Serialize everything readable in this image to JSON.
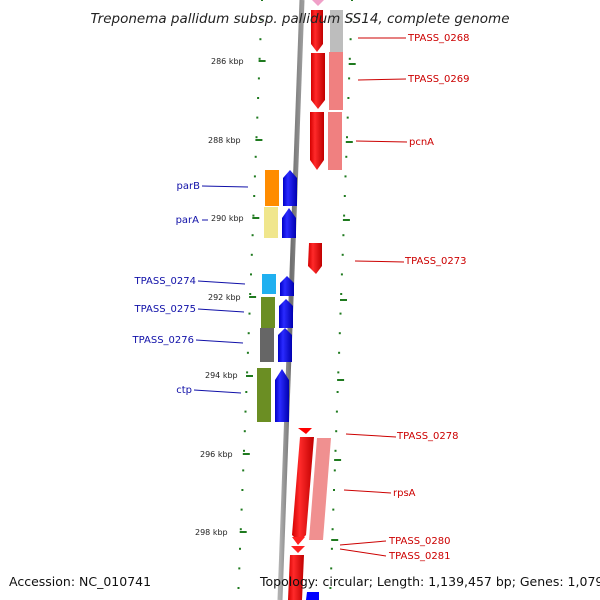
{
  "title": "Treponema pallidum subsp. pallidum SS14, complete genome",
  "footer": {
    "accession": "Accession: NC_010741",
    "summary": "Topology: circular; Length: 1,139,457 bp; Genes: 1,079"
  },
  "scale": {
    "ticks": [
      "286 kbp",
      "288 kbp",
      "290 kbp",
      "292 kbp",
      "294 kbp",
      "296 kbp",
      "298 kbp"
    ]
  },
  "colors": {
    "forward_strand": "#ff0000",
    "reverse_strand": "#0000ff",
    "backbone": "#808080",
    "tick": "#1f7a1f"
  },
  "genes": [
    {
      "id": "TPASS_0268",
      "label": "TPASS_0268",
      "strand": "+"
    },
    {
      "id": "TPASS_0269",
      "label": "TPASS_0269",
      "strand": "+"
    },
    {
      "id": "pcnA",
      "label": "pcnA",
      "strand": "+"
    },
    {
      "id": "parB",
      "label": "parB",
      "strand": "-"
    },
    {
      "id": "parA",
      "label": "parA",
      "strand": "-"
    },
    {
      "id": "TPASS_0273",
      "label": "TPASS_0273",
      "strand": "+"
    },
    {
      "id": "TPASS_0274",
      "label": "TPASS_0274",
      "strand": "-"
    },
    {
      "id": "TPASS_0275",
      "label": "TPASS_0275",
      "strand": "-"
    },
    {
      "id": "TPASS_0276",
      "label": "TPASS_0276",
      "strand": "-"
    },
    {
      "id": "ctp",
      "label": "ctp",
      "strand": "-"
    },
    {
      "id": "TPASS_0278",
      "label": "TPASS_0278",
      "strand": "+"
    },
    {
      "id": "rpsA",
      "label": "rpsA",
      "strand": "+"
    },
    {
      "id": "TPASS_0280",
      "label": "TPASS_0280",
      "strand": "+"
    },
    {
      "id": "TPASS_0281",
      "label": "TPASS_0281",
      "strand": "+"
    }
  ]
}
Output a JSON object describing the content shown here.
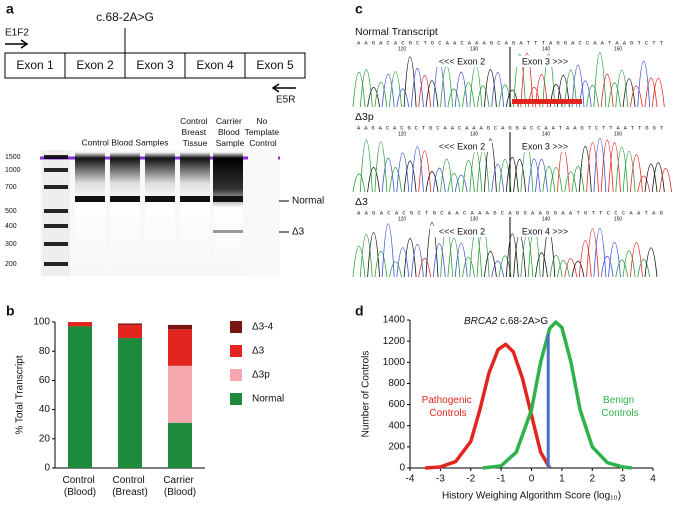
{
  "panel_labels": [
    "a",
    "b",
    "c",
    "d"
  ],
  "gene_diagram": {
    "variant": "c.68-2A>G",
    "forward_primer": "E1F2",
    "reverse_primer": "E5R",
    "exons": [
      "Exon 1",
      "Exon 2",
      "Exon 3",
      "Exon 4",
      "Exon 5"
    ]
  },
  "gel": {
    "ladder": [
      "1500",
      "1000",
      "700",
      "500",
      "400",
      "300",
      "200"
    ],
    "lanes": [
      "Control Blood Samples",
      "Control Breast Tissue",
      "Carrier Blood Sample",
      "No Template Control"
    ],
    "bands": [
      "Normal",
      "Δ3"
    ]
  },
  "chromatograms": [
    {
      "title": "Normal Transcript",
      "sequence": "AAGACACGCTGCAACAAAGCAGATTTAGGACCAATAAGTCTT",
      "positions": [
        "120",
        "130",
        "140",
        "150"
      ],
      "left": "<<< Exon 2",
      "right": "Exon 3 >>>"
    },
    {
      "title": "Δ3p",
      "sequence": "AAGACACGCTGCAACAAAGCAGGACCAATAAGTCTTAATTGGT",
      "positions": [
        "120",
        "130",
        "140",
        "150"
      ],
      "left": "<<< Exon 2",
      "right": "Exon 3 >>>"
    },
    {
      "title": "Δ3",
      "sequence": "AAGACACGCTGCAACAAAGCAGGAAGGAATGTTCCCAATAG",
      "positions": [
        "120",
        "130",
        "140",
        "150"
      ],
      "left": "<<< Exon 2",
      "right": "Exon 4 >>>"
    }
  ],
  "chart_data": [
    {
      "type": "stacked-bar",
      "ylabel": "% Total Transcript",
      "categories": [
        "Control (Blood)",
        "Control (Breast)",
        "Carrier (Blood)"
      ],
      "series": [
        {
          "name": "Normal",
          "color": "#1e8a3c",
          "values": [
            97,
            89,
            31
          ]
        },
        {
          "name": "Δ3p",
          "color": "#f7a8ae",
          "values": [
            0,
            0,
            39
          ]
        },
        {
          "name": "Δ3",
          "color": "#e2261f",
          "values": [
            3,
            9,
            25
          ]
        },
        {
          "name": "Δ3-4",
          "color": "#7a1515",
          "values": [
            0,
            1,
            3
          ]
        }
      ],
      "ylim": [
        0,
        100
      ],
      "yticks": [
        0,
        20,
        40,
        60,
        80,
        100
      ]
    },
    {
      "type": "line",
      "xlabel": "History Weighing Algorithm Score (log₁₀)",
      "ylabel": "Number of Controls",
      "annotation": {
        "text": "BRCA2 c.68-2A>G",
        "x": 0.55,
        "color": "#4a6fc8"
      },
      "series": [
        {
          "name": "Pathogenic Controls",
          "color": "#e2261f",
          "x": [
            -3.5,
            -3,
            -2.5,
            -2,
            -1.7,
            -1.4,
            -1.1,
            -0.85,
            -0.6,
            -0.3,
            0,
            0.3,
            0.6
          ],
          "values": [
            0,
            10,
            60,
            250,
            550,
            900,
            1120,
            1170,
            1100,
            850,
            500,
            150,
            0
          ]
        },
        {
          "name": "Benign Controls",
          "color": "#2db34a",
          "x": [
            -1.6,
            -1,
            -0.5,
            0,
            0.3,
            0.6,
            0.8,
            1,
            1.3,
            1.6,
            2,
            2.5,
            3,
            3.3
          ],
          "values": [
            0,
            20,
            150,
            550,
            1000,
            1320,
            1380,
            1330,
            1000,
            550,
            200,
            50,
            10,
            0
          ]
        }
      ],
      "xlim": [
        -4,
        4
      ],
      "xticks": [
        -4,
        -3,
        -2,
        -1,
        0,
        1,
        2,
        3,
        4
      ],
      "ylim": [
        0,
        1400
      ],
      "yticks": [
        0,
        200,
        400,
        600,
        800,
        1000,
        1200,
        1400
      ]
    }
  ]
}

* * * * *

**Task item**
Lines that hold the word "sequence" are the ones to copy from the entries above.

**Answer box**
      "sequence": "AAGACACGCTGCAACAAAGCAGATTTAGGACCAATAAGTCTT",
      "sequence": "AAGACACGCTGCAACAAAGCAGGACCAATAAGTCTTAATTGGT",
      "sequence": "AAGACACGCTGCAACAAAGCAGGAAGGAATGTTCCCAATAG",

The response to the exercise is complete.